DATA LISTING:
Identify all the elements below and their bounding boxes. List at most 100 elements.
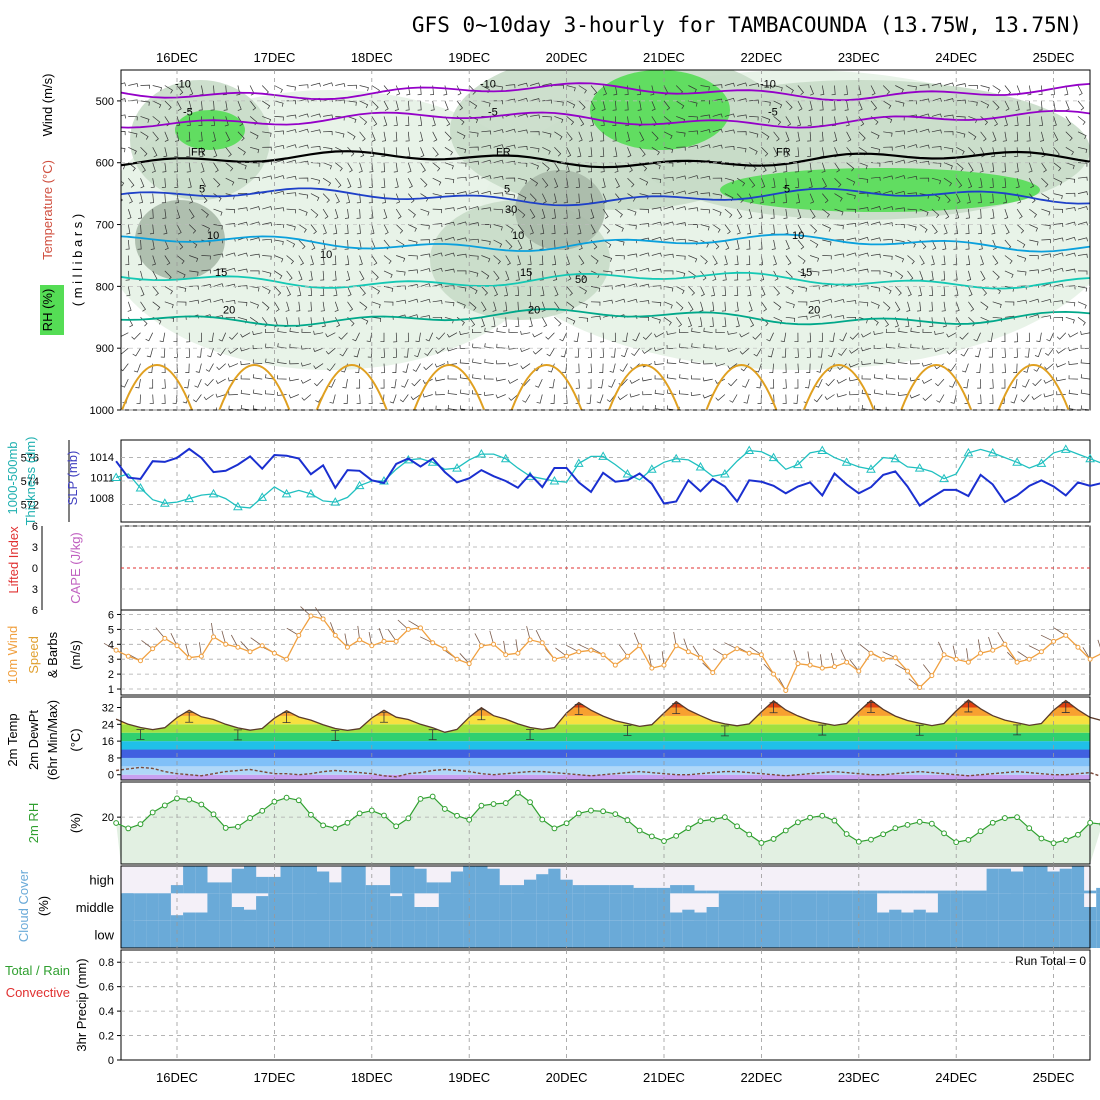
wind-barb xyxy=(1065,177,1076,183)
wind-barb xyxy=(979,162,984,173)
wind-barb xyxy=(846,131,852,142)
wind-barb xyxy=(829,332,835,343)
wind-barb xyxy=(189,270,199,276)
wind-barb xyxy=(599,363,604,373)
wind-barb xyxy=(931,129,942,134)
wind-barb xyxy=(262,255,272,260)
wind-barb xyxy=(870,176,881,181)
cloud-low-bar xyxy=(475,920,488,948)
wind-barb xyxy=(858,236,869,241)
wind-barb xyxy=(785,301,795,309)
wind-barb xyxy=(504,286,509,297)
cloud-middle-bar xyxy=(536,893,549,921)
wind-barb xyxy=(566,85,576,92)
cloud-middle-bar xyxy=(998,893,1011,921)
wind-barb xyxy=(237,162,247,170)
wind-barb xyxy=(297,286,302,297)
cloud-low-bar xyxy=(1047,920,1060,948)
thickness-marker xyxy=(1036,458,1047,467)
slp-tick-label: 1011 xyxy=(90,473,114,485)
wind-barb xyxy=(1080,374,1090,380)
cloud-middle-bar xyxy=(1011,893,1024,921)
thickness-marker xyxy=(939,473,949,483)
wind-barb xyxy=(651,236,662,241)
wind-barb xyxy=(942,317,947,328)
rh2m-marker xyxy=(941,830,947,837)
wind-barb xyxy=(420,147,425,158)
rh2m-tick-label: 20 xyxy=(102,812,114,824)
wind-barb xyxy=(194,378,202,388)
wind-barb xyxy=(481,270,490,280)
wind-barb xyxy=(444,285,455,290)
wind-barb xyxy=(757,394,762,404)
cloud-low-bar xyxy=(256,920,269,948)
wind-barb xyxy=(807,147,812,157)
wind-barb xyxy=(590,85,598,96)
wind-barb xyxy=(919,409,920,410)
wind-barb xyxy=(578,239,583,251)
wind-barb xyxy=(1053,252,1064,257)
cloud-low-bar xyxy=(597,920,610,948)
wind-barb xyxy=(956,146,965,155)
wind-barb xyxy=(205,363,214,372)
wind-barb xyxy=(554,116,564,124)
wind-barb xyxy=(898,358,908,364)
wind-barb xyxy=(698,317,703,328)
wind-barb xyxy=(493,208,503,214)
wind-barb xyxy=(858,207,869,212)
wind-barb xyxy=(139,193,144,204)
wind-barb xyxy=(968,286,973,297)
rh2m-marker xyxy=(880,831,887,838)
wind-barb xyxy=(185,363,190,373)
wind-barb xyxy=(383,286,394,292)
temperature-axis-label: Temperature (°C) xyxy=(40,160,55,260)
wind-barb xyxy=(237,116,244,127)
wind-barb xyxy=(722,286,727,297)
wind-barb xyxy=(611,332,616,343)
wind-barb xyxy=(1065,192,1076,197)
wind10m-tick-label: 1 xyxy=(108,684,114,696)
wind-barb xyxy=(873,405,884,410)
wind-barb xyxy=(809,208,816,219)
wind-barb xyxy=(664,270,674,275)
wind10m-marker xyxy=(393,638,399,644)
wind-barb xyxy=(188,208,195,219)
wind-barb xyxy=(369,162,374,173)
wind-barb xyxy=(1053,267,1064,272)
wind-barb xyxy=(785,131,790,142)
wind-barb xyxy=(834,193,843,202)
wind-barb xyxy=(343,394,348,404)
wind-barb xyxy=(175,193,180,204)
wind-barb xyxy=(931,146,942,151)
slp-tick-label: 1008 xyxy=(90,493,114,505)
wind10m-marker xyxy=(673,643,679,649)
wind-barb xyxy=(807,162,812,173)
rh2m-marker xyxy=(661,838,667,844)
wind-barb xyxy=(907,208,917,214)
wind10m-marker xyxy=(381,638,387,644)
wind-barb xyxy=(639,177,649,186)
wind-barb xyxy=(882,85,890,95)
wind-barb xyxy=(459,359,470,364)
wind-barb xyxy=(700,114,711,119)
rh2m-marker xyxy=(563,820,570,827)
wind-barb xyxy=(761,301,767,312)
wind-barb xyxy=(641,377,652,382)
lifted-index-label: Lifted Index xyxy=(6,526,21,594)
isotherm-label: -5 xyxy=(488,106,498,118)
cloud-low-bar xyxy=(706,920,719,948)
wind-barb xyxy=(676,206,687,211)
wind-barb xyxy=(688,286,695,296)
wind-barb xyxy=(121,347,129,355)
wind-barb xyxy=(396,285,406,290)
wind-barb xyxy=(249,100,257,111)
wind-barb xyxy=(444,268,455,273)
thickness-tick-label: 572 xyxy=(21,499,39,511)
wind-barb xyxy=(481,175,492,180)
wind-barb xyxy=(265,390,275,395)
wind-barb xyxy=(1014,162,1019,173)
cloud-middle-bar xyxy=(292,893,305,921)
wind-barb xyxy=(621,348,628,358)
wind-barb xyxy=(817,348,823,358)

YOUR INSTRUCTIONS:
Quote the rows from the line with "wind-barb xyxy=(1065,177,1076,183)" up to and including the line with "slp-tick-label: 1011 xyxy=(90,473,114,485)".

RESULT FOR THIS EXERCISE:
wind-barb xyxy=(1065,177,1076,183)
wind-barb xyxy=(979,162,984,173)
wind-barb xyxy=(846,131,852,142)
wind-barb xyxy=(829,332,835,343)
wind-barb xyxy=(189,270,199,276)
wind-barb xyxy=(599,363,604,373)
wind-barb xyxy=(931,129,942,134)
wind-barb xyxy=(262,255,272,260)
wind-barb xyxy=(870,176,881,181)
cloud-low-bar xyxy=(475,920,488,948)
wind-barb xyxy=(858,236,869,241)
wind-barb xyxy=(785,301,795,309)
wind-barb xyxy=(504,286,509,297)
cloud-middle-bar xyxy=(536,893,549,921)
wind-barb xyxy=(566,85,576,92)
cloud-middle-bar xyxy=(998,893,1011,921)
wind-barb xyxy=(237,162,247,170)
wind-barb xyxy=(297,286,302,297)
cloud-low-bar xyxy=(1047,920,1060,948)
thickness-marker xyxy=(1036,458,1047,467)
slp-tick-label: 1011 xyxy=(90,473,114,485)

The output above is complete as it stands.